PROMPT: Can you return each line of the items below unchanged, character for character, with nothing added or left out?

EXTRACTED INFORMATION:
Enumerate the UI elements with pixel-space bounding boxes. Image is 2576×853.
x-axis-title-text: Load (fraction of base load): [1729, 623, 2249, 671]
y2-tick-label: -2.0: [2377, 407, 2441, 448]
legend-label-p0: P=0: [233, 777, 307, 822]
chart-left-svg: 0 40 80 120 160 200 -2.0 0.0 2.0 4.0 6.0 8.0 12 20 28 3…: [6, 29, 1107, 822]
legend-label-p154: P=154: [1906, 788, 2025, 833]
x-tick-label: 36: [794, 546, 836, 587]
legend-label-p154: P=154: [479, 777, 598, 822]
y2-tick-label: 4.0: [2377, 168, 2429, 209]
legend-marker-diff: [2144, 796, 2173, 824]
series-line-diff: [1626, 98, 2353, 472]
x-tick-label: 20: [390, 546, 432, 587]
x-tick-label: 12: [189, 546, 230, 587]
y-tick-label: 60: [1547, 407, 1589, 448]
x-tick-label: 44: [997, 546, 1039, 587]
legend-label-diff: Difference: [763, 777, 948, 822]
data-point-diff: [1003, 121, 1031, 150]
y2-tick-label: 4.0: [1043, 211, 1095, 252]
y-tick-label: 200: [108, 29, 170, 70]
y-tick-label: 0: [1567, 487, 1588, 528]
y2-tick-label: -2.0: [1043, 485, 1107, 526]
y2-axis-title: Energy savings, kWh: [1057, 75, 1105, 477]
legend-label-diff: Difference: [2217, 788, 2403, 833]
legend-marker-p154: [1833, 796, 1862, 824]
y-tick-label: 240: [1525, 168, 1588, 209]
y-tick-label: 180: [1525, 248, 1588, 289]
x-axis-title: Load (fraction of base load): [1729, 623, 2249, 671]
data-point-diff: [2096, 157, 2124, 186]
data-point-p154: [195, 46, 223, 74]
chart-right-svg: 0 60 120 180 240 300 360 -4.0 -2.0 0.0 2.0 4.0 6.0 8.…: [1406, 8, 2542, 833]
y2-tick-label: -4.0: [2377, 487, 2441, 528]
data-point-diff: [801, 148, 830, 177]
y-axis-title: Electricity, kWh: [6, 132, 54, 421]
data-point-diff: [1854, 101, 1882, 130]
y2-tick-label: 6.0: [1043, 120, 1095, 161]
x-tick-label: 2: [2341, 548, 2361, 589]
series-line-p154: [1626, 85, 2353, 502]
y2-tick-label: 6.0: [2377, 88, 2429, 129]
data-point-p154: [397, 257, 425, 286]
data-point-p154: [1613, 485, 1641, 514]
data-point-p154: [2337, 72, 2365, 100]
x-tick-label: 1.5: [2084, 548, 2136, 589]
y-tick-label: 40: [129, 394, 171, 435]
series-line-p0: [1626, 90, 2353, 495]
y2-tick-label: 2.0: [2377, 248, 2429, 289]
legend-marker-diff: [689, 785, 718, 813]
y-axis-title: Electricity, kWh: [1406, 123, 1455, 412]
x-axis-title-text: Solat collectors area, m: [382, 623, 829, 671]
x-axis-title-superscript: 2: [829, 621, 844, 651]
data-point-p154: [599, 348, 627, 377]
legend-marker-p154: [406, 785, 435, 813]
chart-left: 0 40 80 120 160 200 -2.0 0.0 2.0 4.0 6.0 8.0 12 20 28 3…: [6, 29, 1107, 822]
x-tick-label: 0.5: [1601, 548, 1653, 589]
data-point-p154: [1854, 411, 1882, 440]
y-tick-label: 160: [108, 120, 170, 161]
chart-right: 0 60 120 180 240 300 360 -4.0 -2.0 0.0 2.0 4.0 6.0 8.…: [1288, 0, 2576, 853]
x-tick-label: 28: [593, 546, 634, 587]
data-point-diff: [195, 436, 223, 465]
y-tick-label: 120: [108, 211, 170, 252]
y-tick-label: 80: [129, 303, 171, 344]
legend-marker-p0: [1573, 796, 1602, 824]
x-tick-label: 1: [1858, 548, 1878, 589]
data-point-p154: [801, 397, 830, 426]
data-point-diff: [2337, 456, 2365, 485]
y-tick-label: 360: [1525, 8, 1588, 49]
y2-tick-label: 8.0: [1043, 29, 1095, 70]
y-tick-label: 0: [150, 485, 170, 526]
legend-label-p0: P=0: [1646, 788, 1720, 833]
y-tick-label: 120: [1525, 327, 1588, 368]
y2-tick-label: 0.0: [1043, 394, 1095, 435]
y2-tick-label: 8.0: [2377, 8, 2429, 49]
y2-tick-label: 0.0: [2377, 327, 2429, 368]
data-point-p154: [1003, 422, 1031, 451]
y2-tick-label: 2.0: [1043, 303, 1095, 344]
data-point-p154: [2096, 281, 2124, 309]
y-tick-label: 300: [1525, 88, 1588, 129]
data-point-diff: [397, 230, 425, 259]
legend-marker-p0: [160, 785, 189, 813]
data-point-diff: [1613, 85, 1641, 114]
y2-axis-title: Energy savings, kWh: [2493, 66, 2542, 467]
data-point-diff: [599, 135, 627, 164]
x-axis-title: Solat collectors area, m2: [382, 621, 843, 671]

TASK RESULT:
Enumerate the UI elements with pixel-space bounding boxes. Image is 2576×853.
x-axis-title-text: Load (fraction of base load): [1729, 623, 2249, 671]
y2-tick-label: -2.0: [2377, 407, 2441, 448]
legend-label-p0: P=0: [233, 777, 307, 822]
chart-left-svg: 0 40 80 120 160 200 -2.0 0.0 2.0 4.0 6.0 8.0 12 20 28 3…: [6, 29, 1107, 822]
legend-label-p154: P=154: [1906, 788, 2025, 833]
x-tick-label: 36: [794, 546, 836, 587]
legend-label-p154: P=154: [479, 777, 598, 822]
y2-tick-label: 4.0: [2377, 168, 2429, 209]
legend-marker-diff: [2144, 796, 2173, 824]
series-line-diff: [1626, 98, 2353, 472]
x-tick-label: 20: [390, 546, 432, 587]
x-tick-label: 12: [189, 546, 230, 587]
y-tick-label: 60: [1547, 407, 1589, 448]
x-tick-label: 44: [997, 546, 1039, 587]
legend-label-diff: Difference: [763, 777, 948, 822]
data-point-diff: [1003, 121, 1031, 150]
y2-tick-label: 4.0: [1043, 211, 1095, 252]
y-tick-label: 200: [108, 29, 170, 70]
y-tick-label: 0: [1567, 487, 1588, 528]
y2-tick-label: -2.0: [1043, 485, 1107, 526]
y2-axis-title: Energy savings, kWh: [1057, 75, 1105, 477]
legend-label-diff: Difference: [2217, 788, 2403, 833]
legend-marker-p154: [1833, 796, 1862, 824]
y-tick-label: 240: [1525, 168, 1588, 209]
y-tick-label: 180: [1525, 248, 1588, 289]
x-axis-title: Load (fraction of base load): [1729, 623, 2249, 671]
data-point-diff: [2096, 157, 2124, 186]
data-point-p154: [195, 46, 223, 74]
chart-right-svg: 0 60 120 180 240 300 360 -4.0 -2.0 0.0 2.0 4.0 6.0 8.…: [1406, 8, 2542, 833]
y2-tick-label: -4.0: [2377, 487, 2441, 528]
data-point-diff: [801, 148, 830, 177]
y-axis-title: Electricity, kWh: [6, 132, 54, 421]
data-point-diff: [1854, 101, 1882, 130]
y2-tick-label: 6.0: [1043, 120, 1095, 161]
x-tick-label: 2: [2341, 548, 2361, 589]
series-line-p154: [1626, 85, 2353, 502]
y2-tick-label: 6.0: [2377, 88, 2429, 129]
data-point-p154: [397, 257, 425, 286]
data-point-p154: [1613, 485, 1641, 514]
data-point-p154: [2337, 72, 2365, 100]
x-tick-label: 1.5: [2084, 548, 2136, 589]
y-tick-label: 40: [129, 394, 171, 435]
series-line-p0: [1626, 90, 2353, 495]
y2-tick-label: 2.0: [2377, 248, 2429, 289]
legend-marker-diff: [689, 785, 718, 813]
y-axis-title: Electricity, kWh: [1406, 123, 1455, 412]
x-axis-title-text: Solat collectors area, m: [382, 623, 829, 671]
x-axis-title-superscript: 2: [829, 621, 844, 651]
data-point-p154: [599, 348, 627, 377]
legend-marker-p154: [406, 785, 435, 813]
chart-left: 0 40 80 120 160 200 -2.0 0.0 2.0 4.0 6.0 8.0 12 20 28 3…: [6, 29, 1107, 822]
x-tick-label: 0.5: [1601, 548, 1653, 589]
data-point-p154: [1854, 411, 1882, 440]
y-tick-label: 160: [108, 120, 170, 161]
chart-right: 0 60 120 180 240 300 360 -4.0 -2.0 0.0 2.0 4.0 6.0 8.…: [1288, 0, 2576, 853]
x-tick-label: 28: [593, 546, 634, 587]
data-point-diff: [195, 436, 223, 465]
y-tick-label: 120: [108, 211, 170, 252]
y-tick-label: 80: [129, 303, 171, 344]
legend-marker-p0: [1573, 796, 1602, 824]
x-tick-label: 1: [1858, 548, 1878, 589]
data-point-p154: [801, 397, 830, 426]
data-point-diff: [2337, 456, 2365, 485]
y-tick-label: 360: [1525, 8, 1588, 49]
y2-tick-label: 8.0: [1043, 29, 1095, 70]
y-tick-label: 0: [150, 485, 170, 526]
legend-label-p0: P=0: [1646, 788, 1720, 833]
y-tick-label: 120: [1525, 327, 1588, 368]
y2-tick-label: 0.0: [1043, 394, 1095, 435]
y2-tick-label: 8.0: [2377, 8, 2429, 49]
y2-tick-label: 0.0: [2377, 327, 2429, 368]
data-point-p154: [1003, 422, 1031, 451]
y2-tick-label: 2.0: [1043, 303, 1095, 344]
data-point-p154: [2096, 281, 2124, 309]
y-tick-label: 300: [1525, 88, 1588, 129]
data-point-diff: [397, 230, 425, 259]
legend-marker-p0: [160, 785, 189, 813]
data-point-diff: [1613, 85, 1641, 114]
y2-axis-title: Energy savings, kWh: [2493, 66, 2542, 467]
data-point-diff: [599, 135, 627, 164]
x-axis-title: Solat collectors area, m2: [382, 621, 843, 671]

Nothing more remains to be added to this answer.